- [Exercise objective]: Are you able to retype all the records below exactly?

[Data entries for graphics]
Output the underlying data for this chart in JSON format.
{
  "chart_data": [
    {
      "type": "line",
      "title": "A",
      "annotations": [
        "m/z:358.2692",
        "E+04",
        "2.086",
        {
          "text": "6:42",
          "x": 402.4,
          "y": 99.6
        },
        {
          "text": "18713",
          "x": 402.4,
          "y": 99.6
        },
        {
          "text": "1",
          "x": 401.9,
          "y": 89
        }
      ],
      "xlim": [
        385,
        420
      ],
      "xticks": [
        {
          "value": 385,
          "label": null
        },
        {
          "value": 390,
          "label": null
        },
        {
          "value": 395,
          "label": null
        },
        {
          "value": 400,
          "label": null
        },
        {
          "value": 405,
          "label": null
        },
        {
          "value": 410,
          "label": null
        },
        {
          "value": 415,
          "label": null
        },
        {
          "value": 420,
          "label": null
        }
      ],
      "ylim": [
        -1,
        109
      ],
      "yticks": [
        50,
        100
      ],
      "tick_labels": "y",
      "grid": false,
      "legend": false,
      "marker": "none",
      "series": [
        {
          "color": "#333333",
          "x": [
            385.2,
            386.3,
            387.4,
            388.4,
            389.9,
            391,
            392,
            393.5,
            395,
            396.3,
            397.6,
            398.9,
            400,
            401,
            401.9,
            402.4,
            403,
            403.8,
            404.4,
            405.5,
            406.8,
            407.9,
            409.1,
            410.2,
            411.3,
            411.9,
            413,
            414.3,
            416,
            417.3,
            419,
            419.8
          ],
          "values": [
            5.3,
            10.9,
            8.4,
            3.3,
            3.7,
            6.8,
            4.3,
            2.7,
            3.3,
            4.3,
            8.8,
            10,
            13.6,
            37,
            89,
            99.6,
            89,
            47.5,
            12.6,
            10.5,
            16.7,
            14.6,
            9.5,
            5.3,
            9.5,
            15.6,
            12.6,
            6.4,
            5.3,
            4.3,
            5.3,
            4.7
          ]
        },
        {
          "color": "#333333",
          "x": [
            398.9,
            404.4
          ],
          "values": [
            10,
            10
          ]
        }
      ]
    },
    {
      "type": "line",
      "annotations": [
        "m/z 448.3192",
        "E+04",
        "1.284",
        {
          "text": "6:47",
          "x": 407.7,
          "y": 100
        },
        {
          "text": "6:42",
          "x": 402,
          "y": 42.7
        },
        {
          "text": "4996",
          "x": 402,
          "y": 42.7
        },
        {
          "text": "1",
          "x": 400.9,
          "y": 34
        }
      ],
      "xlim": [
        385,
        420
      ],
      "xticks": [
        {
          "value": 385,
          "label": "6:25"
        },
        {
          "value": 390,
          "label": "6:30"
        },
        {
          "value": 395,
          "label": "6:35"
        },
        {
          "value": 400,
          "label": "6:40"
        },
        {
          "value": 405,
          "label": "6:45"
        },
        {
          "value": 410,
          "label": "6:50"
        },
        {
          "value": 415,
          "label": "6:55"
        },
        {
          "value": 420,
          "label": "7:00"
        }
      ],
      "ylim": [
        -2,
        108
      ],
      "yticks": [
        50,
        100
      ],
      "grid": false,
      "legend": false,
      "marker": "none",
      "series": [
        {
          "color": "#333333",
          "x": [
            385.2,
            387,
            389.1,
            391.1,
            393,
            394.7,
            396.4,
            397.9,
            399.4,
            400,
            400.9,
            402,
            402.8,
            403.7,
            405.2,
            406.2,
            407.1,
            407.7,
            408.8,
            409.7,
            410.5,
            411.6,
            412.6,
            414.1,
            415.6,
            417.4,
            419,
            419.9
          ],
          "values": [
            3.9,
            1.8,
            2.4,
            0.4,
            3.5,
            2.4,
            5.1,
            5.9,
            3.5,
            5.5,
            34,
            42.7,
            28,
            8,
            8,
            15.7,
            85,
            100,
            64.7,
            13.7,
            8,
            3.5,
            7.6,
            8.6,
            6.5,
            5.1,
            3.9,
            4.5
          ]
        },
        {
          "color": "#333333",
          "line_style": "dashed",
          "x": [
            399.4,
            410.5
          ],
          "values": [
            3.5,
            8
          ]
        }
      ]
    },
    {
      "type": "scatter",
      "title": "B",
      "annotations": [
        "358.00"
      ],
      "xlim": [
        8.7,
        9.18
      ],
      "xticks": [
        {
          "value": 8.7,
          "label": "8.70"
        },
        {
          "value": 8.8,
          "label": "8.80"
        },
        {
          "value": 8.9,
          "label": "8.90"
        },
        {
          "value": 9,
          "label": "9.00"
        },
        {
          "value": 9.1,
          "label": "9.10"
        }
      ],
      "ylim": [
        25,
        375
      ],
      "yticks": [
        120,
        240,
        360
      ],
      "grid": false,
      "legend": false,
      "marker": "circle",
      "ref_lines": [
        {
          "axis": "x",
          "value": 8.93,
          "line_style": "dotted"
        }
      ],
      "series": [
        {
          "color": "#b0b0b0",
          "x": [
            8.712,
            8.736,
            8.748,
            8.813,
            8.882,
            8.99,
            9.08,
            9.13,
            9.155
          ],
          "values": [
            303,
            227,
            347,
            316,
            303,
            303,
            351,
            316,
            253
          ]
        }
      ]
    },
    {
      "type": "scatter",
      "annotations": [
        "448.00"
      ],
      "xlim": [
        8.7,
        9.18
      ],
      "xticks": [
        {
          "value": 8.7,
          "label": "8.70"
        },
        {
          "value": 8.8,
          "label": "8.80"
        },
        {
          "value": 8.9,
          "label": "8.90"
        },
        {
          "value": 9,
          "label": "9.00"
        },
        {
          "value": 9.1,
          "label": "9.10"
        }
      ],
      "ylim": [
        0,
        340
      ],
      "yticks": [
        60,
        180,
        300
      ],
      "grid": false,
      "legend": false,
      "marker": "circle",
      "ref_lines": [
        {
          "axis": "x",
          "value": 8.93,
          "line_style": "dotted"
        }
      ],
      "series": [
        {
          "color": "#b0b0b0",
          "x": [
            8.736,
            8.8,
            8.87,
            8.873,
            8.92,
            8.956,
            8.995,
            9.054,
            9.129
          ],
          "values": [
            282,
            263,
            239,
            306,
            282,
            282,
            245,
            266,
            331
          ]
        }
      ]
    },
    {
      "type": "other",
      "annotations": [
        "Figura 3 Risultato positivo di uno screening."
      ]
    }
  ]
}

- [Task output]:
Output the underlying data for this chart in JSON format.
{
  "chart_data": [
    {
      "type": "line",
      "title": "A",
      "annotations": [
        "m/z:358.2692",
        "E+04",
        "2.086",
        {
          "text": "6:42",
          "x": 402.4,
          "y": 99.6
        },
        {
          "text": "18713",
          "x": 402.4,
          "y": 99.6
        },
        {
          "text": "1",
          "x": 401.9,
          "y": 89
        }
      ],
      "xlim": [
        385,
        420
      ],
      "xticks": [
        {
          "value": 385,
          "label": null
        },
        {
          "value": 390,
          "label": null
        },
        {
          "value": 395,
          "label": null
        },
        {
          "value": 400,
          "label": null
        },
        {
          "value": 405,
          "label": null
        },
        {
          "value": 410,
          "label": null
        },
        {
          "value": 415,
          "label": null
        },
        {
          "value": 420,
          "label": null
        }
      ],
      "ylim": [
        -1,
        109
      ],
      "yticks": [
        50,
        100
      ],
      "tick_labels": "y",
      "grid": false,
      "legend": false,
      "marker": "none",
      "series": [
        {
          "color": "#333333",
          "x": [
            385.2,
            386.3,
            387.4,
            388.4,
            389.9,
            391,
            392,
            393.5,
            395,
            396.3,
            397.6,
            398.9,
            400,
            401,
            401.9,
            402.4,
            403,
            403.8,
            404.4,
            405.5,
            406.8,
            407.9,
            409.1,
            410.2,
            411.3,
            411.9,
            413,
            414.3,
            416,
            417.3,
            419,
            419.8
          ],
          "values": [
            5.3,
            10.9,
            8.4,
            3.3,
            3.7,
            6.8,
            4.3,
            2.7,
            3.3,
            4.3,
            8.8,
            10,
            13.6,
            37,
            89,
            99.6,
            89,
            47.5,
            12.6,
            10.5,
            16.7,
            14.6,
            9.5,
            5.3,
            9.5,
            15.6,
            12.6,
            6.4,
            5.3,
            4.3,
            5.3,
            4.7
          ]
        },
        {
          "color": "#333333",
          "x": [
            398.9,
            404.4
          ],
          "values": [
            10,
            10
          ]
        }
      ]
    },
    {
      "type": "line",
      "annotations": [
        "m/z 448.3192",
        "E+04",
        "1.284",
        {
          "text": "6:47",
          "x": 407.7,
          "y": 100
        },
        {
          "text": "6:42",
          "x": 402,
          "y": 42.7
        },
        {
          "text": "4996",
          "x": 402,
          "y": 42.7
        },
        {
          "text": "1",
          "x": 400.9,
          "y": 34
        }
      ],
      "xlim": [
        385,
        420
      ],
      "xticks": [
        {
          "value": 385,
          "label": "6:25"
        },
        {
          "value": 390,
          "label": "6:30"
        },
        {
          "value": 395,
          "label": "6:35"
        },
        {
          "value": 400,
          "label": "6:40"
        },
        {
          "value": 405,
          "label": "6:45"
        },
        {
          "value": 410,
          "label": "6:50"
        },
        {
          "value": 415,
          "label": "6:55"
        },
        {
          "value": 420,
          "label": "7:00"
        }
      ],
      "ylim": [
        -2,
        108
      ],
      "yticks": [
        50,
        100
      ],
      "grid": false,
      "legend": false,
      "marker": "none",
      "series": [
        {
          "color": "#333333",
          "x": [
            385.2,
            387,
            389.1,
            391.1,
            393,
            394.7,
            396.4,
            397.9,
            399.4,
            400,
            400.9,
            402,
            402.8,
            403.7,
            405.2,
            406.2,
            407.1,
            407.7,
            408.8,
            409.7,
            410.5,
            411.6,
            412.6,
            414.1,
            415.6,
            417.4,
            419,
            419.9
          ],
          "values": [
            3.9,
            1.8,
            2.4,
            0.4,
            3.5,
            2.4,
            5.1,
            5.9,
            3.5,
            5.5,
            34,
            42.7,
            28,
            8,
            8,
            15.7,
            85,
            100,
            64.7,
            13.7,
            8,
            3.5,
            7.6,
            8.6,
            6.5,
            5.1,
            3.9,
            4.5
          ]
        },
        {
          "color": "#333333",
          "line_style": "dashed",
          "x": [
            399.4,
            410.5
          ],
          "values": [
            3.5,
            8
          ]
        }
      ]
    },
    {
      "type": "scatter",
      "title": "B",
      "annotations": [
        "358.00"
      ],
      "xlim": [
        8.7,
        9.18
      ],
      "xticks": [
        {
          "value": 8.7,
          "label": "8.70"
        },
        {
          "value": 8.8,
          "label": "8.80"
        },
        {
          "value": 8.9,
          "label": "8.90"
        },
        {
          "value": 9,
          "label": "9.00"
        },
        {
          "value": 9.1,
          "label": "9.10"
        }
      ],
      "ylim": [
        25,
        375
      ],
      "yticks": [
        120,
        240,
        360
      ],
      "grid": false,
      "legend": false,
      "marker": "circle",
      "ref_lines": [
        {
          "axis": "x",
          "value": 8.93,
          "line_style": "dotted"
        }
      ],
      "series": [
        {
          "color": "#b0b0b0",
          "x": [
            8.712,
            8.736,
            8.748,
            8.813,
            8.882,
            8.99,
            9.08,
            9.13,
            9.155
          ],
          "values": [
            303,
            227,
            347,
            316,
            303,
            303,
            351,
            316,
            253
          ]
        }
      ]
    },
    {
      "type": "scatter",
      "annotations": [
        "448.00"
      ],
      "xlim": [
        8.7,
        9.18
      ],
      "xticks": [
        {
          "value": 8.7,
          "label": "8.70"
        },
        {
          "value": 8.8,
          "label": "8.80"
        },
        {
          "value": 8.9,
          "label": "8.90"
        },
        {
          "value": 9,
          "label": "9.00"
        },
        {
          "value": 9.1,
          "label": "9.10"
        }
      ],
      "ylim": [
        0,
        340
      ],
      "yticks": [
        60,
        180,
        300
      ],
      "grid": false,
      "legend": false,
      "marker": "circle",
      "ref_lines": [
        {
          "axis": "x",
          "value": 8.93,
          "line_style": "dotted"
        }
      ],
      "series": [
        {
          "color": "#b0b0b0",
          "x": [
            8.736,
            8.8,
            8.87,
            8.873,
            8.92,
            8.956,
            8.995,
            9.054,
            9.129
          ],
          "values": [
            282,
            263,
            239,
            306,
            282,
            282,
            245,
            266,
            331
          ]
        }
      ]
    },
    {
      "type": "other",
      "annotations": [
        "Figura 3 Risultato positivo di uno screening."
      ]
    }
  ]
}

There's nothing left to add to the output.